EXERCISE DESCRIPTION: Your task is to transcribe all of the data below exactly, omitting the images.
##########
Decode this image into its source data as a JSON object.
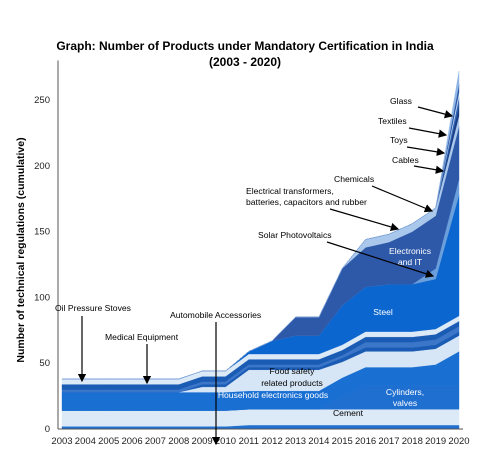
{
  "chart_data": {
    "type": "area",
    "title": "Graph: Number of Products under Mandatory Certification in India",
    "subtitle": "(2003 - 2020)",
    "xlabel": "",
    "ylabel": "Number of technical regulations (cumulative)",
    "x": [
      "2003",
      "2004",
      "2005",
      "2006",
      "2007",
      "2008",
      "2009",
      "2010",
      "2011",
      "2012",
      "2013",
      "2014",
      "2015",
      "2016",
      "2017",
      "2018",
      "2019",
      "2020"
    ],
    "ylim": [
      0,
      280
    ],
    "yticks": [
      0,
      50,
      100,
      150,
      200,
      250
    ],
    "stacked": true,
    "grid": false,
    "series": [
      {
        "name": "Cement",
        "color": "#1f6fd0",
        "values": [
          2,
          2,
          2,
          2,
          2,
          2,
          2,
          2,
          3,
          3,
          3,
          3,
          3,
          3,
          3,
          3,
          3,
          3
        ]
      },
      {
        "name": "Cement_fill",
        "color": "#dce9f7",
        "values": [
          12,
          12,
          12,
          12,
          12,
          12,
          12,
          12,
          12,
          12,
          12,
          12,
          12,
          12,
          12,
          12,
          12,
          12
        ]
      },
      {
        "name": "Cylinders, valves",
        "color": "#1f6fd0",
        "values": [
          0,
          0,
          0,
          0,
          0,
          0,
          0,
          0,
          0,
          0,
          0,
          0,
          10,
          18,
          18,
          18,
          18,
          18
        ]
      },
      {
        "name": "Household electronics goods",
        "color": "#1a6fd3",
        "values": [
          14,
          14,
          14,
          14,
          14,
          14,
          14,
          14,
          14,
          14,
          14,
          14,
          14,
          14,
          14,
          14,
          16,
          26
        ]
      },
      {
        "name": "Food safety related products",
        "color": "#d6e6f7",
        "values": [
          0,
          0,
          0,
          0,
          0,
          0,
          4,
          4,
          16,
          16,
          16,
          16,
          12,
          12,
          12,
          12,
          12,
          12
        ]
      },
      {
        "name": "Automobile Accessories",
        "color": "#1a5bb4",
        "values": [
          0,
          0,
          0,
          0,
          0,
          0,
          2,
          2,
          2,
          2,
          2,
          2,
          3,
          3,
          3,
          3,
          3,
          3
        ]
      },
      {
        "name": "Medical Equipment",
        "color": "#3b76c9",
        "values": [
          2,
          2,
          2,
          2,
          2,
          2,
          2,
          2,
          2,
          2,
          2,
          2,
          2,
          4,
          4,
          4,
          4,
          4
        ]
      },
      {
        "name": "Oil Pressure Stoves",
        "color": "#1a5bb4",
        "values": [
          4,
          4,
          4,
          4,
          4,
          4,
          4,
          4,
          4,
          4,
          4,
          4,
          4,
          4,
          4,
          4,
          4,
          4
        ]
      },
      {
        "name": "Oil Pressure Stoves_fill",
        "color": "#dce9f7",
        "values": [
          4,
          4,
          4,
          4,
          4,
          4,
          4,
          4,
          4,
          4,
          4,
          4,
          4,
          4,
          4,
          4,
          4,
          4
        ]
      },
      {
        "name": "Steel",
        "color": "#0b66cf",
        "values": [
          0,
          0,
          0,
          0,
          0,
          0,
          0,
          0,
          2,
          10,
          14,
          14,
          30,
          34,
          36,
          36,
          38,
          92
        ]
      },
      {
        "name": "Solar Photovoltaics",
        "color": "#6a9fdc",
        "values": [
          0,
          0,
          0,
          0,
          0,
          0,
          0,
          0,
          0,
          0,
          0,
          0,
          0,
          0,
          0,
          0,
          8,
          12
        ]
      },
      {
        "name": "Electronics and IT",
        "color": "#2e58a8",
        "values": [
          0,
          0,
          0,
          0,
          0,
          0,
          0,
          0,
          0,
          0,
          14,
          14,
          28,
          30,
          32,
          40,
          40,
          40
        ]
      },
      {
        "name": "Electrical transformers, batteries, capacitors and rubber",
        "color": "#aac8ec",
        "values": [
          0,
          0,
          0,
          0,
          0,
          0,
          0,
          0,
          0,
          0,
          0,
          0,
          0,
          6,
          6,
          6,
          6,
          8
        ]
      },
      {
        "name": "Chemicals",
        "color": "#1b3f84",
        "values": [
          0,
          0,
          0,
          0,
          0,
          0,
          0,
          0,
          0,
          0,
          0,
          0,
          0,
          0,
          0,
          0,
          0,
          8
        ]
      },
      {
        "name": "Cables",
        "color": "#3065b8",
        "values": [
          0,
          0,
          0,
          0,
          0,
          0,
          0,
          0,
          0,
          0,
          0,
          0,
          0,
          0,
          0,
          0,
          0,
          6
        ]
      },
      {
        "name": "Toys",
        "color": "#c7dbf3",
        "values": [
          0,
          0,
          0,
          0,
          0,
          0,
          0,
          0,
          0,
          0,
          0,
          0,
          0,
          0,
          0,
          0,
          0,
          4
        ]
      },
      {
        "name": "Textiles",
        "color": "#2c57a3",
        "values": [
          0,
          0,
          0,
          0,
          0,
          0,
          0,
          0,
          0,
          0,
          0,
          0,
          0,
          0,
          0,
          0,
          0,
          6
        ]
      },
      {
        "name": "Glass",
        "color": "#8fb6e6",
        "values": [
          0,
          0,
          0,
          0,
          0,
          0,
          0,
          0,
          0,
          0,
          0,
          0,
          0,
          0,
          0,
          0,
          0,
          10
        ]
      }
    ],
    "annotations": [
      {
        "text": "Glass"
      },
      {
        "text": "Textiles"
      },
      {
        "text": "Toys"
      },
      {
        "text": "Cables"
      },
      {
        "text": "Chemicals"
      },
      {
        "text": "Electrical transformers,"
      },
      {
        "text": "batteries, capacitors and rubber"
      },
      {
        "text": "Solar Photovoltaics"
      },
      {
        "text": "Electronics"
      },
      {
        "text": "and IT"
      },
      {
        "text": "Steel"
      },
      {
        "text": "Oil Pressure Stoves"
      },
      {
        "text": "Medical Equipment"
      },
      {
        "text": "Automobile Accessories"
      },
      {
        "text": "Food safety"
      },
      {
        "text": "related products"
      },
      {
        "text": "Household electronics goods"
      },
      {
        "text": "Cylinders,"
      },
      {
        "text": "valves"
      },
      {
        "text": "Cement"
      }
    ]
  }
}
##########
SOLUTION BELOW:
Decode this image into its source data as a JSON object.
{
  "chart_data": {
    "type": "area",
    "title": "Graph: Number of Products under Mandatory Certification in India",
    "subtitle": "(2003 - 2020)",
    "xlabel": "",
    "ylabel": "Number of technical regulations (cumulative)",
    "x": [
      "2003",
      "2004",
      "2005",
      "2006",
      "2007",
      "2008",
      "2009",
      "2010",
      "2011",
      "2012",
      "2013",
      "2014",
      "2015",
      "2016",
      "2017",
      "2018",
      "2019",
      "2020"
    ],
    "ylim": [
      0,
      280
    ],
    "yticks": [
      0,
      50,
      100,
      150,
      200,
      250
    ],
    "stacked": true,
    "grid": false,
    "series": [
      {
        "name": "Cement",
        "color": "#1f6fd0",
        "values": [
          2,
          2,
          2,
          2,
          2,
          2,
          2,
          2,
          3,
          3,
          3,
          3,
          3,
          3,
          3,
          3,
          3,
          3
        ]
      },
      {
        "name": "Cement_fill",
        "color": "#dce9f7",
        "values": [
          12,
          12,
          12,
          12,
          12,
          12,
          12,
          12,
          12,
          12,
          12,
          12,
          12,
          12,
          12,
          12,
          12,
          12
        ]
      },
      {
        "name": "Cylinders, valves",
        "color": "#1f6fd0",
        "values": [
          0,
          0,
          0,
          0,
          0,
          0,
          0,
          0,
          0,
          0,
          0,
          0,
          10,
          18,
          18,
          18,
          18,
          18
        ]
      },
      {
        "name": "Household electronics goods",
        "color": "#1a6fd3",
        "values": [
          14,
          14,
          14,
          14,
          14,
          14,
          14,
          14,
          14,
          14,
          14,
          14,
          14,
          14,
          14,
          14,
          16,
          26
        ]
      },
      {
        "name": "Food safety related products",
        "color": "#d6e6f7",
        "values": [
          0,
          0,
          0,
          0,
          0,
          0,
          4,
          4,
          16,
          16,
          16,
          16,
          12,
          12,
          12,
          12,
          12,
          12
        ]
      },
      {
        "name": "Automobile Accessories",
        "color": "#1a5bb4",
        "values": [
          0,
          0,
          0,
          0,
          0,
          0,
          2,
          2,
          2,
          2,
          2,
          2,
          3,
          3,
          3,
          3,
          3,
          3
        ]
      },
      {
        "name": "Medical Equipment",
        "color": "#3b76c9",
        "values": [
          2,
          2,
          2,
          2,
          2,
          2,
          2,
          2,
          2,
          2,
          2,
          2,
          2,
          4,
          4,
          4,
          4,
          4
        ]
      },
      {
        "name": "Oil Pressure Stoves",
        "color": "#1a5bb4",
        "values": [
          4,
          4,
          4,
          4,
          4,
          4,
          4,
          4,
          4,
          4,
          4,
          4,
          4,
          4,
          4,
          4,
          4,
          4
        ]
      },
      {
        "name": "Oil Pressure Stoves_fill",
        "color": "#dce9f7",
        "values": [
          4,
          4,
          4,
          4,
          4,
          4,
          4,
          4,
          4,
          4,
          4,
          4,
          4,
          4,
          4,
          4,
          4,
          4
        ]
      },
      {
        "name": "Steel",
        "color": "#0b66cf",
        "values": [
          0,
          0,
          0,
          0,
          0,
          0,
          0,
          0,
          2,
          10,
          14,
          14,
          30,
          34,
          36,
          36,
          38,
          92
        ]
      },
      {
        "name": "Solar Photovoltaics",
        "color": "#6a9fdc",
        "values": [
          0,
          0,
          0,
          0,
          0,
          0,
          0,
          0,
          0,
          0,
          0,
          0,
          0,
          0,
          0,
          0,
          8,
          12
        ]
      },
      {
        "name": "Electronics and IT",
        "color": "#2e58a8",
        "values": [
          0,
          0,
          0,
          0,
          0,
          0,
          0,
          0,
          0,
          0,
          14,
          14,
          28,
          30,
          32,
          40,
          40,
          40
        ]
      },
      {
        "name": "Electrical transformers, batteries, capacitors and rubber",
        "color": "#aac8ec",
        "values": [
          0,
          0,
          0,
          0,
          0,
          0,
          0,
          0,
          0,
          0,
          0,
          0,
          0,
          6,
          6,
          6,
          6,
          8
        ]
      },
      {
        "name": "Chemicals",
        "color": "#1b3f84",
        "values": [
          0,
          0,
          0,
          0,
          0,
          0,
          0,
          0,
          0,
          0,
          0,
          0,
          0,
          0,
          0,
          0,
          0,
          8
        ]
      },
      {
        "name": "Cables",
        "color": "#3065b8",
        "values": [
          0,
          0,
          0,
          0,
          0,
          0,
          0,
          0,
          0,
          0,
          0,
          0,
          0,
          0,
          0,
          0,
          0,
          6
        ]
      },
      {
        "name": "Toys",
        "color": "#c7dbf3",
        "values": [
          0,
          0,
          0,
          0,
          0,
          0,
          0,
          0,
          0,
          0,
          0,
          0,
          0,
          0,
          0,
          0,
          0,
          4
        ]
      },
      {
        "name": "Textiles",
        "color": "#2c57a3",
        "values": [
          0,
          0,
          0,
          0,
          0,
          0,
          0,
          0,
          0,
          0,
          0,
          0,
          0,
          0,
          0,
          0,
          0,
          6
        ]
      },
      {
        "name": "Glass",
        "color": "#8fb6e6",
        "values": [
          0,
          0,
          0,
          0,
          0,
          0,
          0,
          0,
          0,
          0,
          0,
          0,
          0,
          0,
          0,
          0,
          0,
          10
        ]
      }
    ],
    "annotations": [
      {
        "text": "Glass"
      },
      {
        "text": "Textiles"
      },
      {
        "text": "Toys"
      },
      {
        "text": "Cables"
      },
      {
        "text": "Chemicals"
      },
      {
        "text": "Electrical transformers,"
      },
      {
        "text": "batteries, capacitors and rubber"
      },
      {
        "text": "Solar Photovoltaics"
      },
      {
        "text": "Electronics"
      },
      {
        "text": "and IT"
      },
      {
        "text": "Steel"
      },
      {
        "text": "Oil Pressure Stoves"
      },
      {
        "text": "Medical Equipment"
      },
      {
        "text": "Automobile Accessories"
      },
      {
        "text": "Food safety"
      },
      {
        "text": "related products"
      },
      {
        "text": "Household electronics goods"
      },
      {
        "text": "Cylinders,"
      },
      {
        "text": "valves"
      },
      {
        "text": "Cement"
      }
    ]
  }
}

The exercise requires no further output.